Required work:
Tally up the lines carrying the string "style" and respond with only the resulting number.

Records from a dataset
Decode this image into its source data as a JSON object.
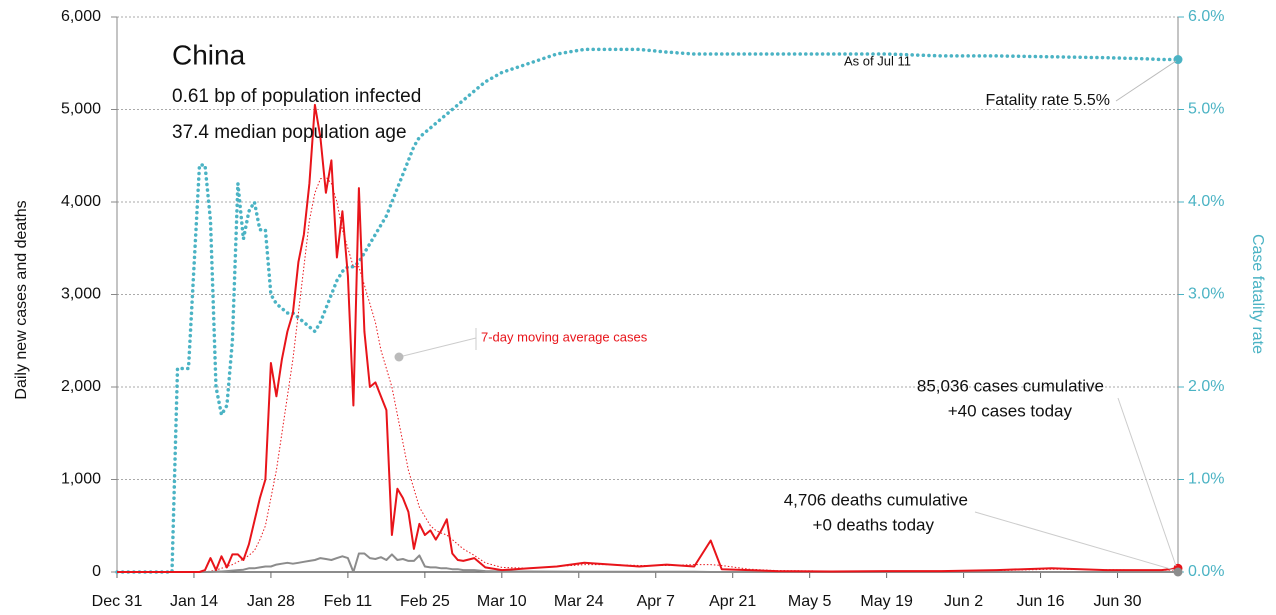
{
  "chart_data": {
    "type": "line",
    "title": "China",
    "annotations": [
      "0.61 bp of population infected",
      "37.4 median population age",
      "As of Jul 11",
      "Fatality rate 5.5%",
      "7-day moving average cases",
      "85,036 cases cumulative",
      "+40 cases today",
      "4,706 deaths cumulative",
      "+0 deaths today"
    ],
    "ylabel": "Daily new cases and deaths",
    "y2label": "Case fatality rate",
    "x": [
      0,
      5,
      10,
      11,
      13,
      15,
      16,
      17,
      18,
      19,
      20,
      21,
      22,
      23,
      24,
      25,
      26,
      27,
      28,
      29,
      30,
      31,
      32,
      33,
      34,
      35,
      36,
      37,
      38,
      39,
      40,
      41,
      42,
      43,
      44,
      45,
      46,
      47,
      48,
      49,
      50,
      51,
      52,
      53,
      54,
      55,
      56,
      57,
      58,
      59,
      60,
      61,
      62,
      63,
      65,
      67,
      70,
      75,
      80,
      85,
      90,
      95,
      100,
      105,
      108,
      110,
      115,
      120,
      130,
      140,
      150,
      160,
      170,
      180,
      186,
      190,
      193
    ],
    "series": [
      {
        "color": "#e8141a",
        "style": "solid",
        "values": [
          0,
          0,
          0,
          0,
          0,
          0,
          20,
          150,
          20,
          170,
          50,
          190,
          190,
          130,
          300,
          550,
          800,
          1000,
          2260,
          1900,
          2300,
          2600,
          2800,
          3350,
          3650,
          4200,
          5050,
          4700,
          4100,
          4450,
          3400,
          3900,
          3200,
          1800,
          4150,
          2600,
          2000,
          2050,
          1900,
          1750,
          400,
          900,
          800,
          650,
          250,
          520,
          400,
          450,
          350,
          450,
          570,
          200,
          130,
          120,
          150,
          50,
          20,
          40,
          60,
          100,
          80,
          60,
          80,
          60,
          340,
          30,
          20,
          10,
          5,
          10,
          10,
          20,
          40,
          20,
          20,
          20,
          40
        ]
      },
      {
        "color": "#e8141a",
        "style": "dotted",
        "values": [
          0,
          0,
          0,
          0,
          0,
          0,
          0,
          10,
          20,
          40,
          60,
          80,
          110,
          140,
          180,
          230,
          350,
          500,
          800,
          1100,
          1500,
          1900,
          2300,
          2800,
          3300,
          3800,
          4100,
          4250,
          4270,
          4200,
          4000,
          3700,
          3500,
          3300,
          3300,
          3100,
          2900,
          2700,
          2400,
          2200,
          2000,
          1700,
          1400,
          1100,
          900,
          700,
          600,
          500,
          450,
          420,
          400,
          350,
          300,
          250,
          180,
          100,
          50,
          40,
          60,
          80,
          80,
          70,
          70,
          80,
          80,
          70,
          30,
          15,
          10,
          10,
          10,
          15,
          30,
          25,
          20,
          20,
          20
        ]
      },
      {
        "color": "#8c8c8c",
        "style": "solid",
        "values": [
          0,
          0,
          0,
          0,
          0,
          0,
          0,
          0,
          5,
          5,
          10,
          15,
          20,
          25,
          40,
          40,
          50,
          60,
          60,
          80,
          90,
          100,
          90,
          100,
          110,
          120,
          130,
          150,
          140,
          130,
          150,
          170,
          150,
          0,
          200,
          200,
          150,
          140,
          160,
          130,
          190,
          130,
          140,
          120,
          120,
          180,
          60,
          50,
          50,
          40,
          40,
          30,
          30,
          20,
          20,
          10,
          5,
          5,
          4,
          3,
          2,
          2,
          2,
          2,
          0,
          0,
          0,
          0,
          0,
          0,
          0,
          0,
          0,
          0,
          0,
          0,
          0
        ]
      },
      {
        "color": "#4bb3c4",
        "style": "dots",
        "axis": "y2",
        "values": [
          0,
          0,
          0,
          2.2,
          2.2,
          4.4,
          4.4,
          3.8,
          2.0,
          1.7,
          1.8,
          2.5,
          4.2,
          3.6,
          3.9,
          4.0,
          3.7,
          3.7,
          3.0,
          2.9,
          2.85,
          2.8,
          2.8,
          2.75,
          2.7,
          2.65,
          2.6,
          2.7,
          2.85,
          3.0,
          3.15,
          3.25,
          3.3,
          3.3,
          3.35,
          3.45,
          3.55,
          3.65,
          3.75,
          3.85,
          4.0,
          4.15,
          4.3,
          4.45,
          4.6,
          4.7,
          4.75,
          4.8,
          4.85,
          4.9,
          4.95,
          5.0,
          5.05,
          5.1,
          5.2,
          5.3,
          5.4,
          5.5,
          5.6,
          5.65,
          5.65,
          5.65,
          5.62,
          5.6,
          5.6,
          5.6,
          5.6,
          5.6,
          5.6,
          5.6,
          5.58,
          5.58,
          5.57,
          5.56,
          5.55,
          5.54,
          5.54
        ]
      }
    ],
    "xlim": [
      0,
      193
    ],
    "xticks": [
      {
        "value": 0,
        "label": "Dec 31"
      },
      {
        "value": 14,
        "label": "Jan 14"
      },
      {
        "value": 28,
        "label": "Jan 28"
      },
      {
        "value": 42,
        "label": "Feb 11"
      },
      {
        "value": 56,
        "label": "Feb 25"
      },
      {
        "value": 70,
        "label": "Mar 10"
      },
      {
        "value": 84,
        "label": "Mar 24"
      },
      {
        "value": 98,
        "label": "Apr 7"
      },
      {
        "value": 112,
        "label": "Apr 21"
      },
      {
        "value": 126,
        "label": "May 5"
      },
      {
        "value": 140,
        "label": "May 19"
      },
      {
        "value": 154,
        "label": "Jun 2"
      },
      {
        "value": 168,
        "label": "Jun 16"
      },
      {
        "value": 182,
        "label": "Jun 30"
      }
    ],
    "ylim": [
      0,
      6000
    ],
    "yticks": [
      0,
      {
        "value": 1000,
        "label": "1,000"
      },
      {
        "value": 2000,
        "label": "2,000"
      },
      {
        "value": 3000,
        "label": "3,000"
      },
      {
        "value": 4000,
        "label": "4,000"
      },
      {
        "value": 5000,
        "label": "5,000"
      },
      {
        "value": 6000,
        "label": "6,000"
      }
    ],
    "y2lim": [
      0,
      6
    ],
    "y2ticks": [
      {
        "value": 0,
        "label": "0.0%"
      },
      {
        "value": 1,
        "label": "1.0%"
      },
      {
        "value": 2,
        "label": "2.0%"
      },
      {
        "value": 3,
        "label": "3.0%"
      },
      {
        "value": 4,
        "label": "4.0%"
      },
      {
        "value": 5,
        "label": "5.0%"
      },
      {
        "value": 6,
        "label": "6.0%"
      }
    ],
    "grid": true
  }
}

Complete output:
4